* _WRITTEN PROBLEM_: Below are the records. List every line holding the word "presat".
##### LISTED ENTRIES
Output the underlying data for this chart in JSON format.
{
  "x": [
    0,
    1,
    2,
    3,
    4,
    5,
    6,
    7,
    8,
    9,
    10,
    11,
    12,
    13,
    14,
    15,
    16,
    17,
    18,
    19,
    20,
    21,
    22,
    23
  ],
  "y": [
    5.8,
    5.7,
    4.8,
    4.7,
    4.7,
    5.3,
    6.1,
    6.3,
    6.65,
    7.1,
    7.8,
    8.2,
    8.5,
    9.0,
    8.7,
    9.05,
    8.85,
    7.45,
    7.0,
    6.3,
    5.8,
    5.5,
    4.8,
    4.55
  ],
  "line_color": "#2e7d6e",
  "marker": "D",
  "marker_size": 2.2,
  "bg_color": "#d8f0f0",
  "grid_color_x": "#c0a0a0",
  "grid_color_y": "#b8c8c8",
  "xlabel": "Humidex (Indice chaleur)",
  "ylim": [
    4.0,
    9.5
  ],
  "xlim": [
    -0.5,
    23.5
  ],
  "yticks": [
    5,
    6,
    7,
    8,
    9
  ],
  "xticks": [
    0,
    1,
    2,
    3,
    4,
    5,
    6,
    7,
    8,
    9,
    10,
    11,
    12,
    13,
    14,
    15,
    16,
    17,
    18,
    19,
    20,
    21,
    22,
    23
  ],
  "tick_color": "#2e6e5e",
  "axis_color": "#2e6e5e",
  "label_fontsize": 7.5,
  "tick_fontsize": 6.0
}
##########
##### LISTED ENTRIES
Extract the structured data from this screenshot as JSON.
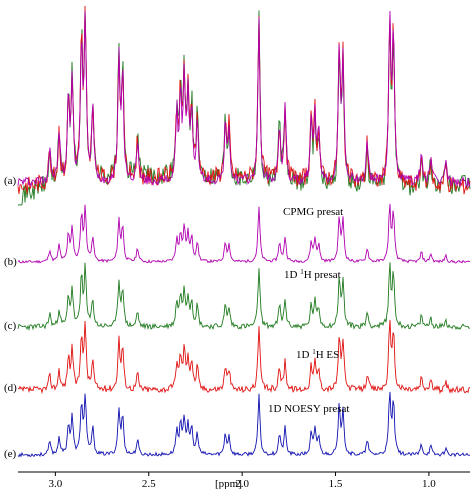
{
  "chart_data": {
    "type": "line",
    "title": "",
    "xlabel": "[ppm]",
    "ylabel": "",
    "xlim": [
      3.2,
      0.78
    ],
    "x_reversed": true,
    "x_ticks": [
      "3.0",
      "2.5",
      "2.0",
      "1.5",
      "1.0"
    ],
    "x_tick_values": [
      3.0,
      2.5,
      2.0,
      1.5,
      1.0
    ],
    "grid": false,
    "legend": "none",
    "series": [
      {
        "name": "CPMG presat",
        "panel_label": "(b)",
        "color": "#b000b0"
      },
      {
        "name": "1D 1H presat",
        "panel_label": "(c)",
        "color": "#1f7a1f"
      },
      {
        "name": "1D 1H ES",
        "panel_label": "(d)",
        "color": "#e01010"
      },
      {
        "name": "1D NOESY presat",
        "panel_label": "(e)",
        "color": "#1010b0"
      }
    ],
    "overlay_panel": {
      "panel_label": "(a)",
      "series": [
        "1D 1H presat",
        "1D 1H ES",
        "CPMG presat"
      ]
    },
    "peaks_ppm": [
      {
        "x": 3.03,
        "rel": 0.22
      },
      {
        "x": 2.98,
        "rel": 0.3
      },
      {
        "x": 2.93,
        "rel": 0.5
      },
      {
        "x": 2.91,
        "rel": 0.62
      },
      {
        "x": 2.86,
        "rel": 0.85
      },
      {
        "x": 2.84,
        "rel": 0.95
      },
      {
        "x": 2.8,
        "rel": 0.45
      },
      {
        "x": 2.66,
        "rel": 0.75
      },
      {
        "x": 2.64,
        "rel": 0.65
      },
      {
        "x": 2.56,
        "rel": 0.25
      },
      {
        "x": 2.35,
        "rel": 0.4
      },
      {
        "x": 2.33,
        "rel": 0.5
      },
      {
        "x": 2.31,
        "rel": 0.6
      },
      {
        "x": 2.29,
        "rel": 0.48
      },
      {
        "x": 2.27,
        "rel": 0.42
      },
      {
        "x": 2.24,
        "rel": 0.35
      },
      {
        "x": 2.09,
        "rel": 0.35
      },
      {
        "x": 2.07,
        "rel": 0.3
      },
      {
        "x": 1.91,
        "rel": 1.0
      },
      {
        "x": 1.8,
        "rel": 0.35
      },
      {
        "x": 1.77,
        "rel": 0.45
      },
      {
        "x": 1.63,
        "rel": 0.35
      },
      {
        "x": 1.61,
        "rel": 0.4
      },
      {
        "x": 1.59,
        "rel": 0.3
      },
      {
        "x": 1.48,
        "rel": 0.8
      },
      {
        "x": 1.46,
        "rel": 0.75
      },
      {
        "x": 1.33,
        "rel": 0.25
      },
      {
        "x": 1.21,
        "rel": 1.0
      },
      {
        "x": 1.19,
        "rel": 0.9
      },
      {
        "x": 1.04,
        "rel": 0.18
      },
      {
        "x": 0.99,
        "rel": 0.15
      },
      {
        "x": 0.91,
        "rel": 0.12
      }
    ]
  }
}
##########
* _SOLUTION_:
        "name": "CPMG presat",
        "name": "1D 1H presat",
        "name": "1D NOESY presat",
        "1D 1H presat",
        "CPMG presat"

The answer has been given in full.